Figure record extracts:
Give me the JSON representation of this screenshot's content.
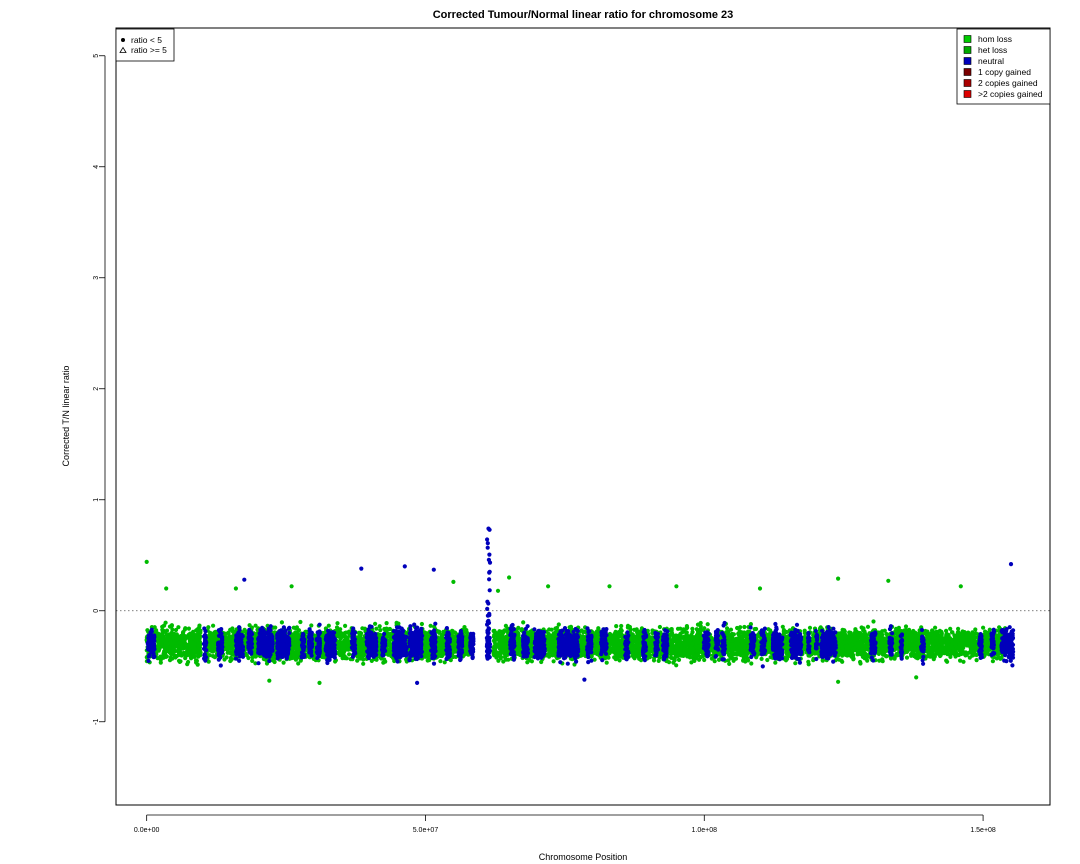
{
  "chart_data": {
    "type": "scatter",
    "title": "Corrected Tumour/Normal linear ratio for chromosome  23",
    "xlabel": "Chromosome Position",
    "ylabel": "Corrected T/N linear ratio",
    "xlim": [
      -5500000,
      162000000
    ],
    "ylim": [
      -1.75,
      5.25
    ],
    "x_ticks": [
      {
        "value": 0,
        "label": "0.0e+00"
      },
      {
        "value": 50000000,
        "label": "5.0e+07"
      },
      {
        "value": 100000000,
        "label": "1.0e+08"
      },
      {
        "value": 150000000,
        "label": "1.5e+08"
      }
    ],
    "y_ticks": [
      {
        "value": -1,
        "label": "-1"
      },
      {
        "value": 0,
        "label": "0"
      },
      {
        "value": 1,
        "label": "1"
      },
      {
        "value": 2,
        "label": "2"
      },
      {
        "value": 3,
        "label": "3"
      },
      {
        "value": 4,
        "label": "4"
      },
      {
        "value": 5,
        "label": "5"
      }
    ],
    "reference_line": {
      "y": 0,
      "style": "dotted"
    },
    "shape_legend": {
      "position": "top-left",
      "items": [
        {
          "label": "ratio < 5",
          "symbol": "filled-circle"
        },
        {
          "label": "ratio >= 5",
          "symbol": "open-triangle"
        }
      ]
    },
    "class_legend": {
      "position": "top-right",
      "items": [
        {
          "label": "hom loss",
          "color": "#00cc00"
        },
        {
          "label": "het loss",
          "color": "#00aa00"
        },
        {
          "label": "neutral",
          "color": "#0000bb"
        },
        {
          "label": "1 copy gained",
          "color": "#7a0000"
        },
        {
          "label": "2 copies gained",
          "color": "#aa0000"
        },
        {
          "label": ">2 copies gained",
          "color": "#dd0000"
        }
      ]
    },
    "series": [
      {
        "name": "het loss",
        "color": "#00bb00",
        "segments": [
          {
            "x": [
              0,
              9700000
            ],
            "y_center": -0.3,
            "y_spread": 0.25
          },
          {
            "x": [
              10600000,
              58000000
            ],
            "y_center": -0.3,
            "y_spread": 0.23
          },
          {
            "x": [
              62200000,
              154000000
            ],
            "y_center": -0.3,
            "y_spread": 0.23
          }
        ],
        "outliers": [
          {
            "x": 0,
            "y": 0.44
          },
          {
            "x": 3500000,
            "y": 0.2
          },
          {
            "x": 16000000,
            "y": 0.2
          },
          {
            "x": 26000000,
            "y": 0.22
          },
          {
            "x": 55000000,
            "y": 0.26
          },
          {
            "x": 63000000,
            "y": 0.18
          },
          {
            "x": 65000000,
            "y": 0.3
          },
          {
            "x": 72000000,
            "y": 0.22
          },
          {
            "x": 83000000,
            "y": 0.22
          },
          {
            "x": 95000000,
            "y": 0.22
          },
          {
            "x": 110000000,
            "y": 0.2
          },
          {
            "x": 124000000,
            "y": 0.29
          },
          {
            "x": 133000000,
            "y": 0.27
          },
          {
            "x": 146000000,
            "y": 0.22
          },
          {
            "x": 22000000,
            "y": -0.63
          },
          {
            "x": 31000000,
            "y": -0.65
          },
          {
            "x": 124000000,
            "y": -0.64
          },
          {
            "x": 138000000,
            "y": -0.6
          }
        ]
      },
      {
        "name": "neutral",
        "color": "#0000bb",
        "bands": [
          [
            200000,
            1400000
          ],
          [
            10200000,
            10700000
          ],
          [
            12800000,
            13600000
          ],
          [
            16000000,
            17300000
          ],
          [
            18200000,
            18900000
          ],
          [
            20000000,
            22600000
          ],
          [
            23400000,
            25600000
          ],
          [
            27800000,
            28300000
          ],
          [
            29100000,
            29700000
          ],
          [
            30500000,
            31100000
          ],
          [
            32100000,
            33800000
          ],
          [
            36800000,
            37400000
          ],
          [
            39400000,
            41200000
          ],
          [
            42200000,
            42800000
          ],
          [
            44300000,
            46600000
          ],
          [
            47100000,
            49400000
          ],
          [
            51000000,
            51800000
          ],
          [
            53700000,
            54400000
          ],
          [
            55900000,
            56600000
          ],
          [
            58000000,
            58600000
          ],
          [
            61000000,
            61600000
          ],
          [
            65200000,
            66000000
          ],
          [
            67500000,
            68400000
          ],
          [
            69500000,
            71400000
          ],
          [
            73800000,
            77400000
          ],
          [
            79000000,
            79800000
          ],
          [
            81500000,
            82500000
          ],
          [
            85800000,
            86400000
          ],
          [
            89000000,
            89600000
          ],
          [
            91200000,
            91700000
          ],
          [
            92600000,
            93400000
          ],
          [
            99900000,
            100800000
          ],
          [
            102000000,
            102500000
          ],
          [
            103200000,
            103700000
          ],
          [
            108300000,
            109000000
          ],
          [
            110200000,
            110900000
          ],
          [
            112300000,
            114000000
          ],
          [
            115500000,
            117400000
          ],
          [
            118600000,
            118900000
          ],
          [
            120000000,
            120300000
          ],
          [
            121000000,
            123600000
          ],
          [
            129900000,
            130700000
          ],
          [
            133200000,
            133700000
          ],
          [
            135200000,
            135500000
          ],
          [
            138900000,
            139400000
          ],
          [
            149300000,
            149800000
          ],
          [
            151500000,
            152000000
          ],
          [
            153300000,
            155400000
          ]
        ],
        "y_center": -0.3,
        "y_spread": 0.22,
        "spike": {
          "x": 61300000,
          "y_max": 0.74
        },
        "outliers": [
          {
            "x": 17500000,
            "y": 0.28
          },
          {
            "x": 38500000,
            "y": 0.38
          },
          {
            "x": 46300000,
            "y": 0.4
          },
          {
            "x": 51500000,
            "y": 0.37
          },
          {
            "x": 155000000,
            "y": 0.42
          },
          {
            "x": 48500000,
            "y": -0.65
          },
          {
            "x": 78500000,
            "y": -0.62
          }
        ]
      }
    ]
  }
}
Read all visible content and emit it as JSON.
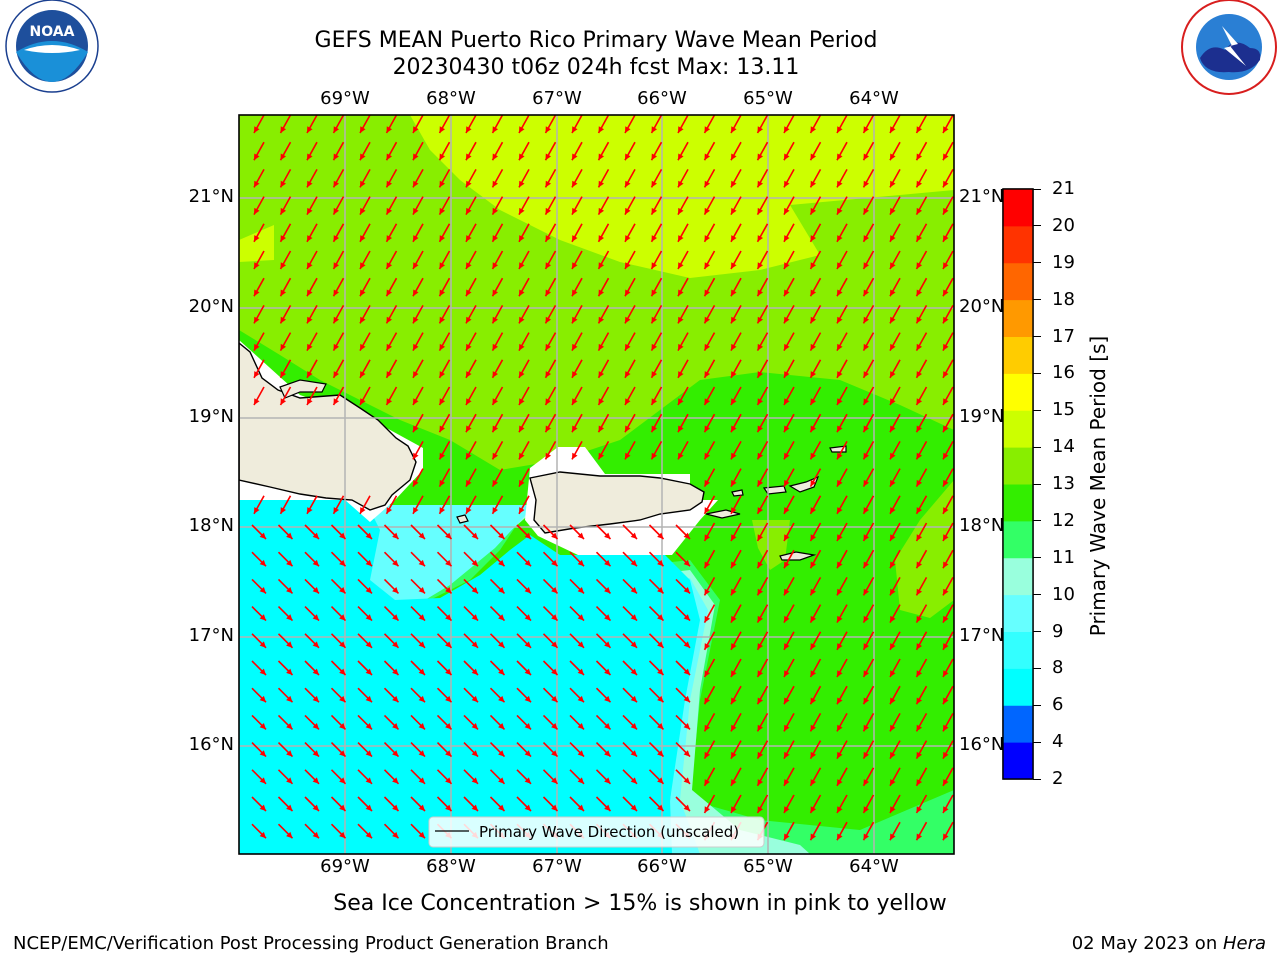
{
  "title": {
    "line1": "GEFS MEAN Puerto Rico Primary Wave Mean Period",
    "line2": "20230430 t06z 024h fcst   Max: 13.11"
  },
  "logos": {
    "left": {
      "text": "NOAA",
      "ring_text": "NATIONAL OCEANIC AND ATMOSPHERIC ADMINISTRATION · U.S. DEPARTMENT OF COMMERCE"
    },
    "right": {
      "ring_text": "NATIONAL WEATHER SERVICE"
    }
  },
  "map": {
    "lon_labels": [
      "69°W",
      "68°W",
      "67°W",
      "66°W",
      "65°W",
      "64°W"
    ],
    "lat_labels": [
      "21°N",
      "20°N",
      "19°N",
      "18°N",
      "17°N",
      "16°N"
    ],
    "arrow_color": "#ff0000",
    "legend_label": "Primary Wave Direction (unscaled)"
  },
  "colorbar": {
    "label": "Primary Wave Mean Period [s]",
    "ticks": [
      "2",
      "4",
      "6",
      "8",
      "9",
      "10",
      "11",
      "12",
      "13",
      "14",
      "15",
      "16",
      "17",
      "18",
      "19",
      "20",
      "21"
    ],
    "colors": [
      "#0000ff",
      "#0066ff",
      "#00ffff",
      "#33ffff",
      "#66ffff",
      "#99ffdd",
      "#33ff66",
      "#33ee00",
      "#88ee00",
      "#ccff00",
      "#ffff00",
      "#ffcc00",
      "#ff9900",
      "#ff6600",
      "#ff3300",
      "#ff0000"
    ]
  },
  "field_colors": {
    "p6_8": "#00ffff",
    "p8_9": "#66ffff",
    "p9_10": "#99ffdd",
    "p10_11": "#33ff66",
    "p11_12": "#33ee00",
    "p12_13": "#88ee00",
    "p13_14": "#ccff00",
    "land": "#efecdc"
  },
  "footer": {
    "note": "Sea Ice Concentration > 15% is shown in pink to yellow",
    "left": "NCEP/EMC/Verification Post Processing Product Generation Branch",
    "right_date": "02 May 2023 on ",
    "right_machine": "Hera"
  }
}
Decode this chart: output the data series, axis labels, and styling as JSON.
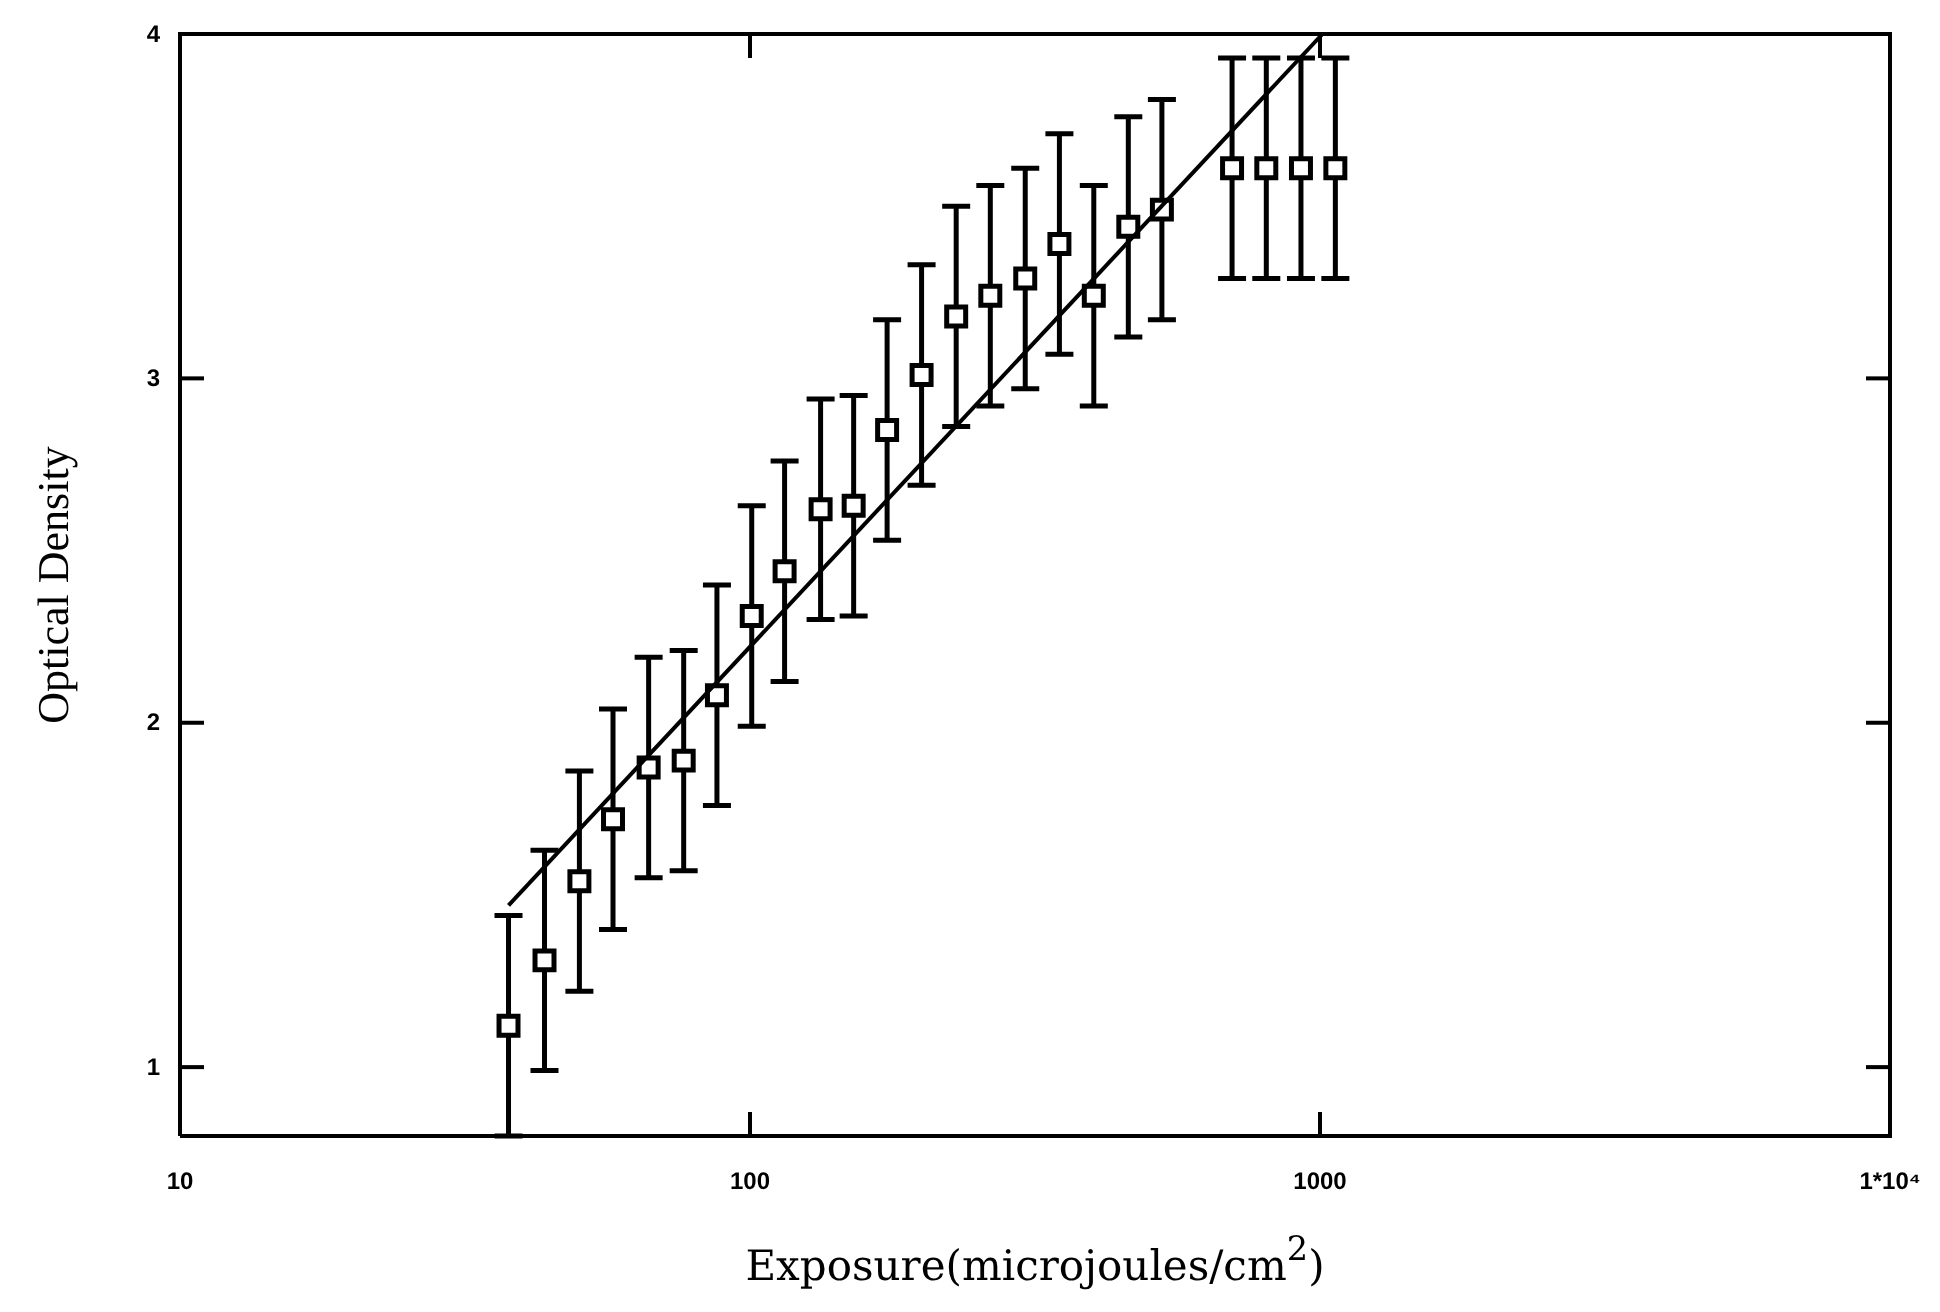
{
  "chart_data": {
    "type": "scatter",
    "xlabel": "Exposure(microjoules/cm$^{2}$)",
    "ylabel": "Optical Density",
    "log": "x",
    "xlim": [
      10,
      10000
    ],
    "ylim": [
      0.8,
      4
    ],
    "xticks": [
      10,
      100,
      1000,
      {
        "value": 10000,
        "label": "1*10⁴"
      }
    ],
    "yticks": [
      1,
      2,
      3,
      4
    ],
    "series": [
      {
        "marker": "square",
        "color": "#000000",
        "x": [
          37.7,
          43.6,
          50.2,
          57.5,
          66.4,
          76.5,
          87.5,
          100.7,
          115,
          133,
          152,
          174,
          200,
          230,
          264,
          304,
          349,
          401,
          461,
          528,
          701,
          805,
          926,
          1064
        ],
        "values": [
          1.12,
          1.31,
          1.54,
          1.72,
          1.87,
          1.89,
          2.08,
          2.31,
          2.44,
          2.62,
          2.63,
          2.85,
          3.01,
          3.18,
          3.24,
          3.29,
          3.39,
          3.24,
          3.44,
          3.49,
          3.61,
          3.61,
          3.61,
          3.61
        ],
        "errors": [
          0.32,
          0.32,
          0.32,
          0.32,
          0.32,
          0.32,
          0.32,
          0.32,
          0.32,
          0.32,
          0.32,
          0.32,
          0.32,
          0.32,
          0.32,
          0.32,
          0.32,
          0.32,
          0.32,
          0.32,
          0.32,
          0.32,
          0.32,
          0.32
        ]
      },
      {
        "type": "line",
        "color": "#000000",
        "x": [
          37.7,
          1010
        ],
        "values": [
          1.47,
          4.0
        ]
      }
    ]
  }
}
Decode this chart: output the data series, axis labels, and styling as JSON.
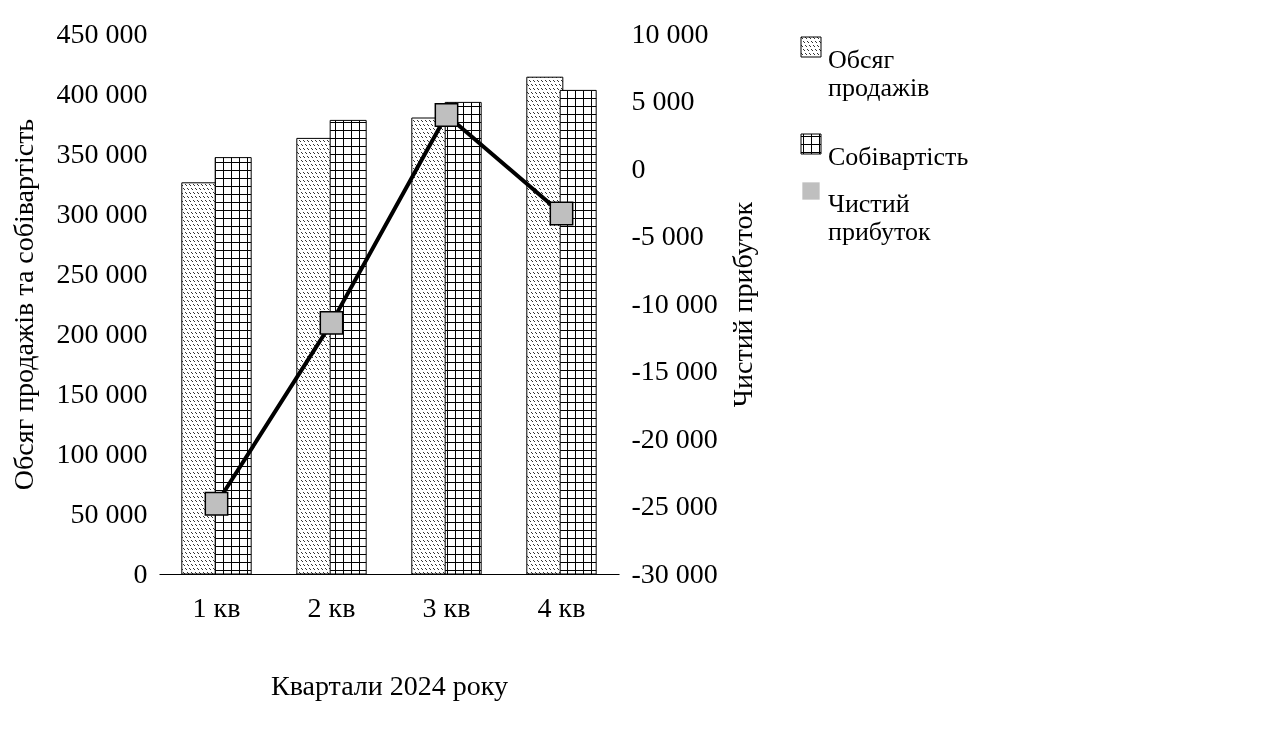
{
  "chart_data": {
    "type": "bar",
    "xlabel": "Квартали 2024 року",
    "ylabel": "Обсяг продажів та собівартість",
    "y2label": "Чистий прибуток",
    "categories": [
      "1 кв",
      "2 кв",
      "3 кв",
      "4 кв"
    ],
    "series": [
      {
        "name": "Обсяг продажів",
        "color": "#000000",
        "values": [
          326000,
          363000,
          380000,
          414000
        ]
      },
      {
        "name": "Собівартість",
        "color": "#000000",
        "values": [
          347000,
          378000,
          393000,
          403000
        ]
      },
      {
        "name": "Чистий прибуток",
        "type": "line",
        "axis": "y2",
        "color": "#000000",
        "marker": "square",
        "values": [
          -24800,
          -11400,
          4000,
          -3300
        ]
      }
    ],
    "ylim": [
      0,
      450000
    ],
    "yticks": [
      0,
      50000,
      100000,
      150000,
      200000,
      250000,
      300000,
      350000,
      400000,
      450000
    ],
    "y2lim": [
      -30000,
      10000
    ],
    "y2ticks": [
      -30000,
      -25000,
      -20000,
      -15000,
      -10000,
      -5000,
      0,
      5000,
      10000
    ],
    "grid": false,
    "legend": "right"
  }
}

** WHAT TO PRODUCE **
Pick out each line above that includes "xlabel" and show it.

** OUTPUT **
    "xlabel": "Chromosome Position",
    "xlabel": "Exposure(microjoules/cm$^{2}$)",
    "xlabel": "Квартали 2024 року",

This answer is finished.